#### Exercise prompt
Indicate only the number of lines in the listing below in which the word "Aktivitetsavpasning" appears.

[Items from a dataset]
---
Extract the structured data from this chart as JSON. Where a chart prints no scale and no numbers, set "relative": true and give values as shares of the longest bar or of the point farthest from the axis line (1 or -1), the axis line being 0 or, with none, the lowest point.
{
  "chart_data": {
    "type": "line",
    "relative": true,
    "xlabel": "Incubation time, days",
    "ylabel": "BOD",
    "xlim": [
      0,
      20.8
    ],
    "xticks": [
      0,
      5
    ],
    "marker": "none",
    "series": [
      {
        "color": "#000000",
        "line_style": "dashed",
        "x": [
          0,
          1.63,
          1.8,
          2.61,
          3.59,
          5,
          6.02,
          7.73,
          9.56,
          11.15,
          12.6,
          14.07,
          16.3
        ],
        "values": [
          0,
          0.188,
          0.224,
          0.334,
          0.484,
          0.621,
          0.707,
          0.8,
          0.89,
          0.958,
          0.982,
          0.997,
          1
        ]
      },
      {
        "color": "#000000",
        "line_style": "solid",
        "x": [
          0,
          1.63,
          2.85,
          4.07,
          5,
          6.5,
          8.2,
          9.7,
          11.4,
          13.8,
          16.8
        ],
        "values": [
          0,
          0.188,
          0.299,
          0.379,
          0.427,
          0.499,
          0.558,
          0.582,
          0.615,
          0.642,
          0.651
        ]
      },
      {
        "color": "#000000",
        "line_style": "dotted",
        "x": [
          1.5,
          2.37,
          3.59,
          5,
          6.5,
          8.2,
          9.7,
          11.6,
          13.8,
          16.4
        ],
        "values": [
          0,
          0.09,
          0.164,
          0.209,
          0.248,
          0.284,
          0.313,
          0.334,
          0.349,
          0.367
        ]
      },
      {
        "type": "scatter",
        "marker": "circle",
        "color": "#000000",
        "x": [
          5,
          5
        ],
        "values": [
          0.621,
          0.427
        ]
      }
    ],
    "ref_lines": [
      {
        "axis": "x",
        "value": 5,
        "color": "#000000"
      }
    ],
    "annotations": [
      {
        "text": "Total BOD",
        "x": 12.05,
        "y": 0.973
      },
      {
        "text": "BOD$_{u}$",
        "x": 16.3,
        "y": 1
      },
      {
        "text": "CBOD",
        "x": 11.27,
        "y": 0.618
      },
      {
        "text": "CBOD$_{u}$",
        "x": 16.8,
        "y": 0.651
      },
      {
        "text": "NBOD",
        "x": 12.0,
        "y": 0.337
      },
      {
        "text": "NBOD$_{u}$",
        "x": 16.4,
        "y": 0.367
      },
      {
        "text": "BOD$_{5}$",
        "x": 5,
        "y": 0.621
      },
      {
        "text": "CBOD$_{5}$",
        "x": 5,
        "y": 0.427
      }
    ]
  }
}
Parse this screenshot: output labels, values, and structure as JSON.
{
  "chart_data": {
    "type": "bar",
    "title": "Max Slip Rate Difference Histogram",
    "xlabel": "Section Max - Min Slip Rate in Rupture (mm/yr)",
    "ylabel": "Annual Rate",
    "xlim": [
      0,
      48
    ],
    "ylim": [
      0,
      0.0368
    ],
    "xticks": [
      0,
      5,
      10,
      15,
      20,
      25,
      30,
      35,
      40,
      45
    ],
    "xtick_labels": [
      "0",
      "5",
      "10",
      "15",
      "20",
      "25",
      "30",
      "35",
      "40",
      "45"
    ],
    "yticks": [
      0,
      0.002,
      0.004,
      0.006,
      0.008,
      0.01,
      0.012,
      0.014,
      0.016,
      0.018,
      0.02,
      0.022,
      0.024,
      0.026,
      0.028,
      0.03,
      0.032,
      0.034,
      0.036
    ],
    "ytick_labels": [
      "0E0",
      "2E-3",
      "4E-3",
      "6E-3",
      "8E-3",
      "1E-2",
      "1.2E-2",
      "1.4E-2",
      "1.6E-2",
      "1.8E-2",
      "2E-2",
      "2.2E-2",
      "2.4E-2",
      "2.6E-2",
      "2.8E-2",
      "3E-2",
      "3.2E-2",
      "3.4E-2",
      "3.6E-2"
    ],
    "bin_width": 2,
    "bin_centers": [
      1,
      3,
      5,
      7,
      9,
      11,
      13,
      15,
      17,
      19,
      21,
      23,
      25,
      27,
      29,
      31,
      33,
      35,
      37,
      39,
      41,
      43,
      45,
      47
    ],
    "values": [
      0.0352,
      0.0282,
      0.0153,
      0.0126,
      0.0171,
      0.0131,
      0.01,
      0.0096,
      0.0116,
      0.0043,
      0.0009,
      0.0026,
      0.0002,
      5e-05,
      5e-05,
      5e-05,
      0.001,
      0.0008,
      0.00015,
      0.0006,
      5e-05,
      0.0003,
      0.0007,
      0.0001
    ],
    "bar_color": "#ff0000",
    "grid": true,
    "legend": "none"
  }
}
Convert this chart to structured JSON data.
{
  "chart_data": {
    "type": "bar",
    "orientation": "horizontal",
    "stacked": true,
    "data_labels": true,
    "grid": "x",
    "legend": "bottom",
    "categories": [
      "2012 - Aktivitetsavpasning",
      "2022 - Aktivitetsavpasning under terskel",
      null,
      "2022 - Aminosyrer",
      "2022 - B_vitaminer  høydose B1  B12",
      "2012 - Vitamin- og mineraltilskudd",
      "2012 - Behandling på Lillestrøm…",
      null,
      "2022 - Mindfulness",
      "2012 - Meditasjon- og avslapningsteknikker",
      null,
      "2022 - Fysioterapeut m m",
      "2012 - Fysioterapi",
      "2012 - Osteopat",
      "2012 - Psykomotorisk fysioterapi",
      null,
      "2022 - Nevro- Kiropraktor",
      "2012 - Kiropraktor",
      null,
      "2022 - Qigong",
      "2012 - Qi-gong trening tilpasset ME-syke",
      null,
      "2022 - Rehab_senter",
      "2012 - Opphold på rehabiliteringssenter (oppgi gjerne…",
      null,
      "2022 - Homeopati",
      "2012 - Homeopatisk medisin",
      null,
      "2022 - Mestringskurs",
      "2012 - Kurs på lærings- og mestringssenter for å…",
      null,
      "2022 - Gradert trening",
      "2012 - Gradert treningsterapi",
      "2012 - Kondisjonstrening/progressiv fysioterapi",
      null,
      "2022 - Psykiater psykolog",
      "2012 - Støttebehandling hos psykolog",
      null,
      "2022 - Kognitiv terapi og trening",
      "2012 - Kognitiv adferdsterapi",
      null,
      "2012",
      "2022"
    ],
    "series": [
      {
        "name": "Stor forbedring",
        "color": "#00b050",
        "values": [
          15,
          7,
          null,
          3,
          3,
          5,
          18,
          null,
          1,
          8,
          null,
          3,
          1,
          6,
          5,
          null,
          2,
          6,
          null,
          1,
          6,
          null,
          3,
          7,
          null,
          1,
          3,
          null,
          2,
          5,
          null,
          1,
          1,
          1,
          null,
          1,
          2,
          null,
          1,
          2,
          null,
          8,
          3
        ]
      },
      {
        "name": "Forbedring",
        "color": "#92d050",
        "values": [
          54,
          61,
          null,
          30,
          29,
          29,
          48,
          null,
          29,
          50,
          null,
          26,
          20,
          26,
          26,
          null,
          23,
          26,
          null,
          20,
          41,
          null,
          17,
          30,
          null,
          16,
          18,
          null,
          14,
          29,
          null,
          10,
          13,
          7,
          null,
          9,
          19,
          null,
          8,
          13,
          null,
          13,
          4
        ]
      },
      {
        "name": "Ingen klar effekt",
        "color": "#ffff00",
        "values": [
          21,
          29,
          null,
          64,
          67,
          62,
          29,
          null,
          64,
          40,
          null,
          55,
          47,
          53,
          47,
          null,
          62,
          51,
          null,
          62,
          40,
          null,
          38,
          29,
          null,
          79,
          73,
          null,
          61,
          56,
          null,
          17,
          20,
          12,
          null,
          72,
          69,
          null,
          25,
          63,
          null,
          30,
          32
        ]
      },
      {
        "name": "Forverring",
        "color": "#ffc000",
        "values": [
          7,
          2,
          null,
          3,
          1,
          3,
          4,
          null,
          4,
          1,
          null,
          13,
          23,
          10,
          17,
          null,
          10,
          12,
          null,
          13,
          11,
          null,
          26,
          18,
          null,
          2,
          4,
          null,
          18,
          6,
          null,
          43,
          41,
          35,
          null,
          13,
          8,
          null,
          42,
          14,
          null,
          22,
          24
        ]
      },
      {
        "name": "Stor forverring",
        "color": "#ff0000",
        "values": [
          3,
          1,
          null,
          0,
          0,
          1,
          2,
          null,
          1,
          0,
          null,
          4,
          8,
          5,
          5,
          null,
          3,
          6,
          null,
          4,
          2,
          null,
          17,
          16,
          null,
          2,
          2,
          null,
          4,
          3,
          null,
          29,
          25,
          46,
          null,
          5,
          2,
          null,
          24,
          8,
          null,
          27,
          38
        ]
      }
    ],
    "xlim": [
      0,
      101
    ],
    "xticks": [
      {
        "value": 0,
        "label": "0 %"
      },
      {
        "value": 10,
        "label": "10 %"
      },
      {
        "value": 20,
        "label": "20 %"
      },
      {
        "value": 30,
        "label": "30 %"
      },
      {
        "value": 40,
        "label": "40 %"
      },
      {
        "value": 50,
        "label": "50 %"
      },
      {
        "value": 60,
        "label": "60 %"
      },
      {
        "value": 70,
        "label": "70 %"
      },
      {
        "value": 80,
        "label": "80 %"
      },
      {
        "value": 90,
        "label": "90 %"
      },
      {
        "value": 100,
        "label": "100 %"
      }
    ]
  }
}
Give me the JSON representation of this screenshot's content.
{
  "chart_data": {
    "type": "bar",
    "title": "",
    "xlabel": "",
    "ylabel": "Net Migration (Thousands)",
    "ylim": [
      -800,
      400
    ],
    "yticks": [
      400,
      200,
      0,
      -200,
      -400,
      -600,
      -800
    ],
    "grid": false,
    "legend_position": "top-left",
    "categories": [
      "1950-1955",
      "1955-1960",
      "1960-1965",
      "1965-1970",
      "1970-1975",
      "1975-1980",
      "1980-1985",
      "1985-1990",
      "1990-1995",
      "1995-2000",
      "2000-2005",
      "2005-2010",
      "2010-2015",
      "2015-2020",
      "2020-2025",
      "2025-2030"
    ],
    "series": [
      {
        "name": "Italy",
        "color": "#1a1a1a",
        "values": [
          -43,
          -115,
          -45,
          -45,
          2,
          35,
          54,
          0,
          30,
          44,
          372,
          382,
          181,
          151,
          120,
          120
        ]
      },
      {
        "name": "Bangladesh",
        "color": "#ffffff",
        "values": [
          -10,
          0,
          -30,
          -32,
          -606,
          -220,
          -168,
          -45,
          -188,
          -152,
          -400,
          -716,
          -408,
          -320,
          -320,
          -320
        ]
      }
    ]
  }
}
---
#### Problem solution
2